[DO THIS] Each line below either holds the string "Pathway" or doesn't. Count those that do and give only the number.

[RECORDS SUPPLIED]

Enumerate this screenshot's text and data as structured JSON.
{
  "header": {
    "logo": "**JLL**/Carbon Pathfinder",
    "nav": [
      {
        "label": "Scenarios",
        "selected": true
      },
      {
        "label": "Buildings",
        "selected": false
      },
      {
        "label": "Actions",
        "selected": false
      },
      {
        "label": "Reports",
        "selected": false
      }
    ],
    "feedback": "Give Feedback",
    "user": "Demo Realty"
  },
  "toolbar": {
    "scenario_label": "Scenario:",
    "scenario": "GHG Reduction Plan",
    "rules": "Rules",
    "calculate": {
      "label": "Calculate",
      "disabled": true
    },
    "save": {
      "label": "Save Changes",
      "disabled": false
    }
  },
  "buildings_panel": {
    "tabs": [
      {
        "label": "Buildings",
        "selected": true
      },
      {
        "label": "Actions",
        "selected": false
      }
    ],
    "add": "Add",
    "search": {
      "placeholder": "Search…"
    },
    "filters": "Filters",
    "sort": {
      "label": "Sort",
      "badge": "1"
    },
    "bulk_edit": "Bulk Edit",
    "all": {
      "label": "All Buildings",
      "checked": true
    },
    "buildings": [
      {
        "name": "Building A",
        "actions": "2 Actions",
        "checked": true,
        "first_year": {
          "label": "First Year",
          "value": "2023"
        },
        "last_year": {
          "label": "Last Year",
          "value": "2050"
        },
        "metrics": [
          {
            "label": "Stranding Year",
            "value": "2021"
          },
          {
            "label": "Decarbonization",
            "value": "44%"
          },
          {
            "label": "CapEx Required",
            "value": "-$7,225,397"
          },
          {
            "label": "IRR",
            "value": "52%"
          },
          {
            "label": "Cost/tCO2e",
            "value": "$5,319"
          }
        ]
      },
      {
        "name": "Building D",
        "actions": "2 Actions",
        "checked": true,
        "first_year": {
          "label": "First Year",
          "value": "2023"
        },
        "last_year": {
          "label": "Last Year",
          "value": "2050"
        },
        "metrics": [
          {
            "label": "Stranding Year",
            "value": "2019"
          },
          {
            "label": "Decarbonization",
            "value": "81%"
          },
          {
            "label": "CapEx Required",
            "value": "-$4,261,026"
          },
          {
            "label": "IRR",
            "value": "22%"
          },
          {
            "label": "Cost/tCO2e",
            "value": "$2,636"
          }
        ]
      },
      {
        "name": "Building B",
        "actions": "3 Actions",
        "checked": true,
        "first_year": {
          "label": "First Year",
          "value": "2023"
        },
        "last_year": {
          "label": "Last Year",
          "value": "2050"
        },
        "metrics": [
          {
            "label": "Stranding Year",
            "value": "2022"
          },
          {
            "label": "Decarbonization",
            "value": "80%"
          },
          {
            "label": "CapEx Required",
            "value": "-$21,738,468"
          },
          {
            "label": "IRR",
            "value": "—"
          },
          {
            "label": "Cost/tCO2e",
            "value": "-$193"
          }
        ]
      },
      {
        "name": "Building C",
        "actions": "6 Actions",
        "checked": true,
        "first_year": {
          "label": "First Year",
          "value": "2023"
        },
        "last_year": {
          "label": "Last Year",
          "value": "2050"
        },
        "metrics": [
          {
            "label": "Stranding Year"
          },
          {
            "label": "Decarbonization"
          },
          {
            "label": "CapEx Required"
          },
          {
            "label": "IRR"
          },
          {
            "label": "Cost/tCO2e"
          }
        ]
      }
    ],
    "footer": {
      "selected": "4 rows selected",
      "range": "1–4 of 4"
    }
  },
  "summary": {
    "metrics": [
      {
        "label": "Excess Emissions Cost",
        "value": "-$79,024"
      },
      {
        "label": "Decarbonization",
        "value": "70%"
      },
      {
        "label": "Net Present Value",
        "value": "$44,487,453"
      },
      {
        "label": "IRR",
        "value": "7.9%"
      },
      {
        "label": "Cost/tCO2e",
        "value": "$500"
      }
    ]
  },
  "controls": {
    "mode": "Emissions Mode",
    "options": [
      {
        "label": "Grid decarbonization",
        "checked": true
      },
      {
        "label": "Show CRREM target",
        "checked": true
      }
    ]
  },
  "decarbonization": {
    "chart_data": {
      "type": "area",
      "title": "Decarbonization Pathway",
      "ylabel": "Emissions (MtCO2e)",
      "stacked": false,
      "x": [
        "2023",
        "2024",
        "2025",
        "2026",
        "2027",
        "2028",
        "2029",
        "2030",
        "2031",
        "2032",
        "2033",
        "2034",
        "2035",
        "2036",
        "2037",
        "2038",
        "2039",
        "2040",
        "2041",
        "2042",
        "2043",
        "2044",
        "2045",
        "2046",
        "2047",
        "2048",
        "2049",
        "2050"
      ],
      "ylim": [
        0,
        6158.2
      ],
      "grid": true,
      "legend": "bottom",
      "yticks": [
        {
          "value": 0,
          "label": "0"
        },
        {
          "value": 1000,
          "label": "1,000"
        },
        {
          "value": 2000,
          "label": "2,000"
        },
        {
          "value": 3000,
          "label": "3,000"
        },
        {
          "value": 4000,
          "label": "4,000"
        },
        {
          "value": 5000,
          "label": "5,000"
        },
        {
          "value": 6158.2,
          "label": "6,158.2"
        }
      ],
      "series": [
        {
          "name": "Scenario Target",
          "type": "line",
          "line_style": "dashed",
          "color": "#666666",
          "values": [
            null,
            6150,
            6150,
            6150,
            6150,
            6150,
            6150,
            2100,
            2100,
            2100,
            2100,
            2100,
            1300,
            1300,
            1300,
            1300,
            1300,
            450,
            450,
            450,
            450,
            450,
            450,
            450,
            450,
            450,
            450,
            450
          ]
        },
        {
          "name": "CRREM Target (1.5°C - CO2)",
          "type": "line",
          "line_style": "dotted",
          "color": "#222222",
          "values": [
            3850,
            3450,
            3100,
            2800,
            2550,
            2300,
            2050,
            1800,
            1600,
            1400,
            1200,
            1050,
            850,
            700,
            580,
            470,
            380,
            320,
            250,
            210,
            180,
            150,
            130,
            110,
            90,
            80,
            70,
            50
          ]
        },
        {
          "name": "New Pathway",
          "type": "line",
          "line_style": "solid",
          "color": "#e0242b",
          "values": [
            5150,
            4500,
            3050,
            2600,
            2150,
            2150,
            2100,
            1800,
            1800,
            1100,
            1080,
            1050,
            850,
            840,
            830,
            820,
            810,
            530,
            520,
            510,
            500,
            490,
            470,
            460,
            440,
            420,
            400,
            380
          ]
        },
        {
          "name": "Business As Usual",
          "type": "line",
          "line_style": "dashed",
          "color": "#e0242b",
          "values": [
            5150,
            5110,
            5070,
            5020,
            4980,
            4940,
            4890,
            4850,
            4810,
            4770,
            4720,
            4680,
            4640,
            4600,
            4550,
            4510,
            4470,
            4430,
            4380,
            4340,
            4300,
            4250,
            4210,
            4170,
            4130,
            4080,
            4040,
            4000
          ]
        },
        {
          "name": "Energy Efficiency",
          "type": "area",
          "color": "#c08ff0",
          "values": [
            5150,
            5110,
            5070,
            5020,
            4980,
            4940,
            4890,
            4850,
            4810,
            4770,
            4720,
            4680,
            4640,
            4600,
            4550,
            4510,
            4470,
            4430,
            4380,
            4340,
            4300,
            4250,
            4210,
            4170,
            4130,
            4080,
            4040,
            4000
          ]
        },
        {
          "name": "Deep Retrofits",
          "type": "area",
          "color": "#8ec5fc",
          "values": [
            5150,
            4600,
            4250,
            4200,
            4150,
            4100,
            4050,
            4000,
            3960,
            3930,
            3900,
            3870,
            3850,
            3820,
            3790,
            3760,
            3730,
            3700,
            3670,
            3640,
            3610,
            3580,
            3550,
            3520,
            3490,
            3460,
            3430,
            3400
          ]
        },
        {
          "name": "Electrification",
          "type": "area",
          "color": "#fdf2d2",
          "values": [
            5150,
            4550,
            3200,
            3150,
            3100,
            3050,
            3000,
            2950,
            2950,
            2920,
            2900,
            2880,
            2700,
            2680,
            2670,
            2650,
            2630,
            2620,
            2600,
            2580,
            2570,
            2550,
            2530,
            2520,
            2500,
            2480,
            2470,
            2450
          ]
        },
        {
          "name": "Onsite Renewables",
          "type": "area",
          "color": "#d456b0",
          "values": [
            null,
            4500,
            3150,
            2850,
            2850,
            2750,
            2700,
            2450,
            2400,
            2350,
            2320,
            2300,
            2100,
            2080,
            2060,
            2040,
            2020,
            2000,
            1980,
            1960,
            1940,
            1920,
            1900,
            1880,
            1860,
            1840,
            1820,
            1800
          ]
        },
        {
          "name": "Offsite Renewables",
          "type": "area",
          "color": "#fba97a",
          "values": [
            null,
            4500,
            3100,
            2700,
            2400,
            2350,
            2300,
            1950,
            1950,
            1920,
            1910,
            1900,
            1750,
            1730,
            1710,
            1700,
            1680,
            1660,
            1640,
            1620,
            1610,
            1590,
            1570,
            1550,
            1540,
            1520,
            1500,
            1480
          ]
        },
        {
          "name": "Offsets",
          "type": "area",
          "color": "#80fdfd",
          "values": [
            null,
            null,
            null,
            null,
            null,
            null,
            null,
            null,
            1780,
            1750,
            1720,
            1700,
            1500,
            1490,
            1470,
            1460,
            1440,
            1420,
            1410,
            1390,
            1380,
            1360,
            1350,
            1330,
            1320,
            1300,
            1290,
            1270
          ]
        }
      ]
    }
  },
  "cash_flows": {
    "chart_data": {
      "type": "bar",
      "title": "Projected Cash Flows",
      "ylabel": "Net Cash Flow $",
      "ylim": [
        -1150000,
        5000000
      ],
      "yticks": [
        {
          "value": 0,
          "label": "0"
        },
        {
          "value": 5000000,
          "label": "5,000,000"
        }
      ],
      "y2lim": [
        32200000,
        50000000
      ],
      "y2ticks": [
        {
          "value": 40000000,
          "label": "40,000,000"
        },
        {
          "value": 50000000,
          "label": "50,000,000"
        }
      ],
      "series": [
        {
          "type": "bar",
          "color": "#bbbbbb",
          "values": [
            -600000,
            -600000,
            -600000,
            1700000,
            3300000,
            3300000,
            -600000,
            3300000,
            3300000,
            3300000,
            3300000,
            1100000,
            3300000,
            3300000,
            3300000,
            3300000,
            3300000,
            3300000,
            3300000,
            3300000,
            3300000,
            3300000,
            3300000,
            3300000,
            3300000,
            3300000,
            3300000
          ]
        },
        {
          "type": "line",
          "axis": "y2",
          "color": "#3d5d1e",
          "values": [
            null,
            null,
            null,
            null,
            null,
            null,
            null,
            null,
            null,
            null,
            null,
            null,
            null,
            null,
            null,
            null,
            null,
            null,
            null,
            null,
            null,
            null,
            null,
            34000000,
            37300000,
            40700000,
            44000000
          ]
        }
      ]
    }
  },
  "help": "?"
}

[OUTPUT] 2